**Exercise instructions**
Copy every line of the listing that holds the string "号不是黑手党普通成员".

Entries taken from a collection:
===

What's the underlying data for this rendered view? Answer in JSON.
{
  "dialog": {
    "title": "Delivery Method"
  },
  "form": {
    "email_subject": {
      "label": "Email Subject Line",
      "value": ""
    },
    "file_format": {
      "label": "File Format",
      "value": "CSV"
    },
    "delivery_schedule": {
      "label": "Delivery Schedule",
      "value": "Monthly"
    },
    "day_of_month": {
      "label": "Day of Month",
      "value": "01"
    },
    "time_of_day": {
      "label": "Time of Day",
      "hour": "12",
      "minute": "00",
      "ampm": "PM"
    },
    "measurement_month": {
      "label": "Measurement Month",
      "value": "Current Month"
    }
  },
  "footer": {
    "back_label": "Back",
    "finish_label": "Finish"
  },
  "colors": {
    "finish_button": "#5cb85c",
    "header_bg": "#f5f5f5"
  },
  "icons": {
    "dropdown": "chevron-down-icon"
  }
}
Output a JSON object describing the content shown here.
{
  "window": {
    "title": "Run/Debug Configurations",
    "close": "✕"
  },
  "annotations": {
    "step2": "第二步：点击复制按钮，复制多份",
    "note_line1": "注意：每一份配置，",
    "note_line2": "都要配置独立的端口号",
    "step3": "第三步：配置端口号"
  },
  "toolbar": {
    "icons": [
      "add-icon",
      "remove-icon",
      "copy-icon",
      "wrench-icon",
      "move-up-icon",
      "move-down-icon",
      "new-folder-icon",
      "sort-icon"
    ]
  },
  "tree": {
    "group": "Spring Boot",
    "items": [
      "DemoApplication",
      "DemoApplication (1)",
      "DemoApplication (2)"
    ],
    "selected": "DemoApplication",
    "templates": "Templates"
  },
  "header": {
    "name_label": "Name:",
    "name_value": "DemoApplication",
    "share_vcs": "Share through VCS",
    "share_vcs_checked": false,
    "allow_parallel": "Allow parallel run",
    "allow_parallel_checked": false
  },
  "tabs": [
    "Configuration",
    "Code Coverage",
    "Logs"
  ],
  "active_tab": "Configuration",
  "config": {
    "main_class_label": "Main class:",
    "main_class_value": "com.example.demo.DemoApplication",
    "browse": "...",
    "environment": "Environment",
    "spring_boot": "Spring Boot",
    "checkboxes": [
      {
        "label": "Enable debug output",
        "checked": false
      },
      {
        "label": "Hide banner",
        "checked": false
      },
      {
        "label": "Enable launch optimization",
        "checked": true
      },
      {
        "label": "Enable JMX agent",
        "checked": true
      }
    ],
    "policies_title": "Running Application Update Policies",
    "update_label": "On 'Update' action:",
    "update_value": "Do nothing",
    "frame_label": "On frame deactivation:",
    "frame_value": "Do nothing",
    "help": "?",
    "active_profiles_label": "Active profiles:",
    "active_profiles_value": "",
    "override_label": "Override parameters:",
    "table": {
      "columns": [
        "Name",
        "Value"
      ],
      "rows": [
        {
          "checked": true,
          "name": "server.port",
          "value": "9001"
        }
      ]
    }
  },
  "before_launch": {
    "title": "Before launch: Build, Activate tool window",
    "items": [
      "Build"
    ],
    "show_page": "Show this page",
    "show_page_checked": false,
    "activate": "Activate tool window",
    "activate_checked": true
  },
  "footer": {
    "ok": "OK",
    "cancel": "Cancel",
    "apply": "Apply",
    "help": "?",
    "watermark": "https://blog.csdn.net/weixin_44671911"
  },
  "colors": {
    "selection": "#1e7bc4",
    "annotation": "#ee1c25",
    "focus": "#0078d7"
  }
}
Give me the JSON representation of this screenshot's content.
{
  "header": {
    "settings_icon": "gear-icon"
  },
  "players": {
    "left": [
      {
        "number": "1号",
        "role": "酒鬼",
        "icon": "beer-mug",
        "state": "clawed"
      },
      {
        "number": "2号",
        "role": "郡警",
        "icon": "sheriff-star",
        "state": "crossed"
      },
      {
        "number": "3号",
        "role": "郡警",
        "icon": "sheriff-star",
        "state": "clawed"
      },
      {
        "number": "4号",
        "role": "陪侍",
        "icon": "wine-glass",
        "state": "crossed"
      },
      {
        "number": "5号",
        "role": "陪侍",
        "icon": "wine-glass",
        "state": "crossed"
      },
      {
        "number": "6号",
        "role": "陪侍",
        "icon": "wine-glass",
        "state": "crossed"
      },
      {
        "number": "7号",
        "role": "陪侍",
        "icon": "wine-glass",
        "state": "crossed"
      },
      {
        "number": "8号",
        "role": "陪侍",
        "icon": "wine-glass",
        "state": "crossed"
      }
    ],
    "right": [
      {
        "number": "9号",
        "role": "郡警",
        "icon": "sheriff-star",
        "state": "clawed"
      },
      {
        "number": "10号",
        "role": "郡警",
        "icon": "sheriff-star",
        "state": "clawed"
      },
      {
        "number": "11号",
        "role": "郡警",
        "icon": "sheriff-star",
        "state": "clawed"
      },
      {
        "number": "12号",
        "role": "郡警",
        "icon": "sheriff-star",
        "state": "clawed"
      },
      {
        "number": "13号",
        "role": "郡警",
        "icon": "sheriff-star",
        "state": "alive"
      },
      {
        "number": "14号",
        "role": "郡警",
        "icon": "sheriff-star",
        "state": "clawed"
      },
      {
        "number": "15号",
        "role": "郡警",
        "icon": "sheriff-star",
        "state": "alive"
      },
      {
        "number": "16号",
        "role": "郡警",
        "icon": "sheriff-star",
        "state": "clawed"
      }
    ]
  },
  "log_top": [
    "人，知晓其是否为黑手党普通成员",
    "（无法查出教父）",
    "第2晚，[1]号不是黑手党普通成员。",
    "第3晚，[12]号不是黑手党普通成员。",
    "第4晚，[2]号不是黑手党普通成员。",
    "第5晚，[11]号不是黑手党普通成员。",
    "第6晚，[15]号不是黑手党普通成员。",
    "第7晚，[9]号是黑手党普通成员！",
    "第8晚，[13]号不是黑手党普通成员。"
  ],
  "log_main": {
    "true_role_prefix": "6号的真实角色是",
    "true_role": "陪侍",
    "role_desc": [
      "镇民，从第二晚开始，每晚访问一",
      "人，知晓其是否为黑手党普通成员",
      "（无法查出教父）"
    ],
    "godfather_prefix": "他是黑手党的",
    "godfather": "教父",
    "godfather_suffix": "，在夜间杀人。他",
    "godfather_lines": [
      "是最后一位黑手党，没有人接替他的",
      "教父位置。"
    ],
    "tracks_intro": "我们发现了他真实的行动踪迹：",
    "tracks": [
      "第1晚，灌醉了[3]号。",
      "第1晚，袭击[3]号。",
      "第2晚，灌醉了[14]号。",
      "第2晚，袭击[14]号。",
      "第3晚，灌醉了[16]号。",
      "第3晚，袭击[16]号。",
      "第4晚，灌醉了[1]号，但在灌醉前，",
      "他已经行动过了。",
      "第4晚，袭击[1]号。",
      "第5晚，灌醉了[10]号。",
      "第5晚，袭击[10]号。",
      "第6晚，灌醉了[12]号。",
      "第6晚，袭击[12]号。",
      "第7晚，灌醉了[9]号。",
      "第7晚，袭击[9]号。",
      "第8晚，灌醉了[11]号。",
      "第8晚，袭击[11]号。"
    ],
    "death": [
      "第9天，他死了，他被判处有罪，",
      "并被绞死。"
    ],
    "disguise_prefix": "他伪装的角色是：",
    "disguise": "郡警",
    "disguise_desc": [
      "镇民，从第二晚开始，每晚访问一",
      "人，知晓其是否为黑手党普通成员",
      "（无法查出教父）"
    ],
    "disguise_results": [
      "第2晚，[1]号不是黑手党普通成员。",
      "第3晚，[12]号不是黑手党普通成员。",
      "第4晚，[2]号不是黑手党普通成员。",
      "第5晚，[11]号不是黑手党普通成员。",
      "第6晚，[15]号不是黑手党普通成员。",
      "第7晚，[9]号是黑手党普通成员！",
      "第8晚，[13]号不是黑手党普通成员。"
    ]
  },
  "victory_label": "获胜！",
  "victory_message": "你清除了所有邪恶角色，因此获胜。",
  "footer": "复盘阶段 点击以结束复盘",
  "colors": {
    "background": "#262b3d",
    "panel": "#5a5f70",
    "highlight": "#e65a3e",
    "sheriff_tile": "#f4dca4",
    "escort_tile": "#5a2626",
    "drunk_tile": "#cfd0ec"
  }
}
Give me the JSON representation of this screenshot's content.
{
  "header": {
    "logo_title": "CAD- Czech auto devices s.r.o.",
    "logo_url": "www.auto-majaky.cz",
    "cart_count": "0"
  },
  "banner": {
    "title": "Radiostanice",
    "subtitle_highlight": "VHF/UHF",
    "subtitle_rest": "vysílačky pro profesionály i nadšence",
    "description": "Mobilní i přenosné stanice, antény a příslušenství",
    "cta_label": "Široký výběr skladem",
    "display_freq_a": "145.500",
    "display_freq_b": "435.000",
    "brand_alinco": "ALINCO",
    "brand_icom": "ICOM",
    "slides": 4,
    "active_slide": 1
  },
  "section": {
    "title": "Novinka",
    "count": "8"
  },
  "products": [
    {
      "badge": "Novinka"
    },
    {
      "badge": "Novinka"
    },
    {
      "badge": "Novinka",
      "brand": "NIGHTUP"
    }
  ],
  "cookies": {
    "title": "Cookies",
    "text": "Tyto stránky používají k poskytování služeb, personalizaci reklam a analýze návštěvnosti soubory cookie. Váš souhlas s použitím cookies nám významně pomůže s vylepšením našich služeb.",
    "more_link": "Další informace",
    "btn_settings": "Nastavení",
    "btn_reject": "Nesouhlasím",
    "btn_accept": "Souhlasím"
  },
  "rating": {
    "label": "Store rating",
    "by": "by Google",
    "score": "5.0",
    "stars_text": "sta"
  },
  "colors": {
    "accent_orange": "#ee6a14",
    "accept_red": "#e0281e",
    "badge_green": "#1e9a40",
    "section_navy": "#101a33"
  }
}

===

**Solution for this exercise**
    "第2晚，[1]号不是黑手党普通成员。",
    "第3晚，[12]号不是黑手党普通成员。",
    "第4晚，[2]号不是黑手党普通成员。",
    "第5晚，[11]号不是黑手党普通成员。",
    "第6晚，[15]号不是黑手党普通成员。",
    "第8晚，[13]号不是黑手党普通成员。"
      "第2晚，[1]号不是黑手党普通成员。",
      "第3晚，[12]号不是黑手党普通成员。",
      "第4晚，[2]号不是黑手党普通成员。",
      "第5晚，[11]号不是黑手党普通成员。",
      "第6晚，[15]号不是黑手党普通成员。",
      "第8晚，[13]号不是黑手党普通成员。"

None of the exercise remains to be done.